Given request
Output the material beneath exactly, leaving nothing out.

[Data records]
- - - - -

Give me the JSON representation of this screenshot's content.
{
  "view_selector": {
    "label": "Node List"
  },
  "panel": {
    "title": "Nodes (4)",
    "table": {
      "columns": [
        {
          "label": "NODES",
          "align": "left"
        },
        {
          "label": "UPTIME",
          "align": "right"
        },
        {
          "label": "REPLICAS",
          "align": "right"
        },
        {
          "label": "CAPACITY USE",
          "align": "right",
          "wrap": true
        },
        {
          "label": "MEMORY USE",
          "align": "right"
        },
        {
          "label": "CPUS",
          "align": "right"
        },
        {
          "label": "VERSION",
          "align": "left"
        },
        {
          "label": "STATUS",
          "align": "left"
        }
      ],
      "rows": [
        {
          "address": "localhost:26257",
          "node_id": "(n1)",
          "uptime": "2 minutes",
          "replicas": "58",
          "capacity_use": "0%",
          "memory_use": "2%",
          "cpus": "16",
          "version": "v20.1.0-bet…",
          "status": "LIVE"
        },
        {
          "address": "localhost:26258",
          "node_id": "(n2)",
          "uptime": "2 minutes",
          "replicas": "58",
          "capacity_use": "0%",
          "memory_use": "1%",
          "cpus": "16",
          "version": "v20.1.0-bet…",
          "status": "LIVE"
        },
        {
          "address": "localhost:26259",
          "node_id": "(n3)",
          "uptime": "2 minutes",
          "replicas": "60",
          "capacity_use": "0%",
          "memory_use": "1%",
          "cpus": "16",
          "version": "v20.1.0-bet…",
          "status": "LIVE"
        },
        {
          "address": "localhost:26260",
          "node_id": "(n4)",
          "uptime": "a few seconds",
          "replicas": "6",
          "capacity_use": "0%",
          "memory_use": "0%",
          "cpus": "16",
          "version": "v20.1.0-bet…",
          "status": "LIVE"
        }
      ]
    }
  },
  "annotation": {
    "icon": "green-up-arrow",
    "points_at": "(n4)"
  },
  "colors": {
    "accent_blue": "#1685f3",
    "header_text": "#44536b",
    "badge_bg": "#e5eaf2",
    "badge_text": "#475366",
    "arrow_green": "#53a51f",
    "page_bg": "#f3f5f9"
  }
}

- - - - -

Full response
Give me the JSON representation of this screenshot's content.
{
  "view_selector": {
    "label": "Node List"
  },
  "panel": {
    "title": "Nodes (4)",
    "table": {
      "columns": [
        {
          "label": "NODES",
          "align": "left"
        },
        {
          "label": "UPTIME",
          "align": "right"
        },
        {
          "label": "REPLICAS",
          "align": "right"
        },
        {
          "label": "CAPACITY USE",
          "align": "right",
          "wrap": true
        },
        {
          "label": "MEMORY USE",
          "align": "right"
        },
        {
          "label": "CPUS",
          "align": "right"
        },
        {
          "label": "VERSION",
          "align": "left"
        },
        {
          "label": "STATUS",
          "align": "left"
        }
      ],
      "rows": [
        {
          "address": "localhost:26257",
          "node_id": "(n1)",
          "uptime": "2 minutes",
          "replicas": "58",
          "capacity_use": "0%",
          "memory_use": "2%",
          "cpus": "16",
          "version": "v20.1.0-bet…",
          "status": "LIVE"
        },
        {
          "address": "localhost:26258",
          "node_id": "(n2)",
          "uptime": "2 minutes",
          "replicas": "58",
          "capacity_use": "0%",
          "memory_use": "1%",
          "cpus": "16",
          "version": "v20.1.0-bet…",
          "status": "LIVE"
        },
        {
          "address": "localhost:26259",
          "node_id": "(n3)",
          "uptime": "2 minutes",
          "replicas": "60",
          "capacity_use": "0%",
          "memory_use": "1%",
          "cpus": "16",
          "version": "v20.1.0-bet…",
          "status": "LIVE"
        },
        {
          "address": "localhost:26260",
          "node_id": "(n4)",
          "uptime": "a few seconds",
          "replicas": "6",
          "capacity_use": "0%",
          "memory_use": "0%",
          "cpus": "16",
          "version": "v20.1.0-bet…",
          "status": "LIVE"
        }
      ]
    }
  },
  "annotation": {
    "icon": "green-up-arrow",
    "points_at": "(n4)"
  },
  "colors": {
    "accent_blue": "#1685f3",
    "header_text": "#44536b",
    "badge_bg": "#e5eaf2",
    "badge_text": "#475366",
    "arrow_green": "#53a51f",
    "page_bg": "#f3f5f9"
  }
}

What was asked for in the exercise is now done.